Entries from a dataset
+===+
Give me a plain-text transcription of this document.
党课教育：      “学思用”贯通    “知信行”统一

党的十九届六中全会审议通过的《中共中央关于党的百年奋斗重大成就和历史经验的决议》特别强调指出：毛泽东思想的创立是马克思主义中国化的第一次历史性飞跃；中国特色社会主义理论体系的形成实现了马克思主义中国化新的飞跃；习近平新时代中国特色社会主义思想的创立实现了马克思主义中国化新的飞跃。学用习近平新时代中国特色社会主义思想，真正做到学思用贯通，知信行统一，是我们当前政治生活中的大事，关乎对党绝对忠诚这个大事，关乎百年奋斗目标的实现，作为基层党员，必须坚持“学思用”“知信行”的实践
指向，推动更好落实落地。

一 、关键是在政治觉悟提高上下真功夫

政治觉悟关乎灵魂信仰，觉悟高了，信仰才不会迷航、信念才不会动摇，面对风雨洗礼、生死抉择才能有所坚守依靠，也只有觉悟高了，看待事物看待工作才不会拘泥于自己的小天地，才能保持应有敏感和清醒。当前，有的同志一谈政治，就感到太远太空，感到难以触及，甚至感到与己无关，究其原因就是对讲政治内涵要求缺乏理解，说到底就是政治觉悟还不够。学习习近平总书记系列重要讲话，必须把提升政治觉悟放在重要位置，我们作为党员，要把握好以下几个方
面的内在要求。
+===+
■ THE REQUEST ■
From the first line to the last, retype the data exactly.

■ EXERCISE OUTPUT ■
Give me a plain-text transcription of this document.
党课教育：      “学思用”贯通    “知信行”统一

党的十九届六中全会审议通过的《中共中央关于党的百年奋斗重大成就和历史经验的决议》特别强调指出：毛泽东思想的创立是马克思主义中国化的第一次历史性飞跃；中国特色社会主义理论体系的形成实现了马克思主义中国化新的飞跃；习近平新时代中国特色社会主义思想的创立实现了马克思主义中国化新的飞跃。学用习近平新时代中国特色社会主义思想，真正做到学思用贯通，知信行统一，是我们当前政治生活中的大事，关乎对党绝对忠诚这个大事，关乎百年奋斗目标的实现，作为基层党员，必须坚持“学思用”“知信行”的实践
指向，推动更好落实落地。

一 、关键是在政治觉悟提高上下真功夫

政治觉悟关乎灵魂信仰，觉悟高了，信仰才不会迷航、信念才不会动摇，面对风雨洗礼、生死抉择才能有所坚守依靠，也只有觉悟高了，看待事物看待工作才不会拘泥于自己的小天地，才能保持应有敏感和清醒。当前，有的同志一谈政治，就感到太远太空，感到难以触及，甚至感到与己无关，究其原因就是对讲政治内涵要求缺乏理解，说到底就是政治觉悟还不够。学习习近平总书记系列重要讲话，必须把提升政治觉悟放在重要位置，我们作为党员，要把握好以下几个方
面的内在要求。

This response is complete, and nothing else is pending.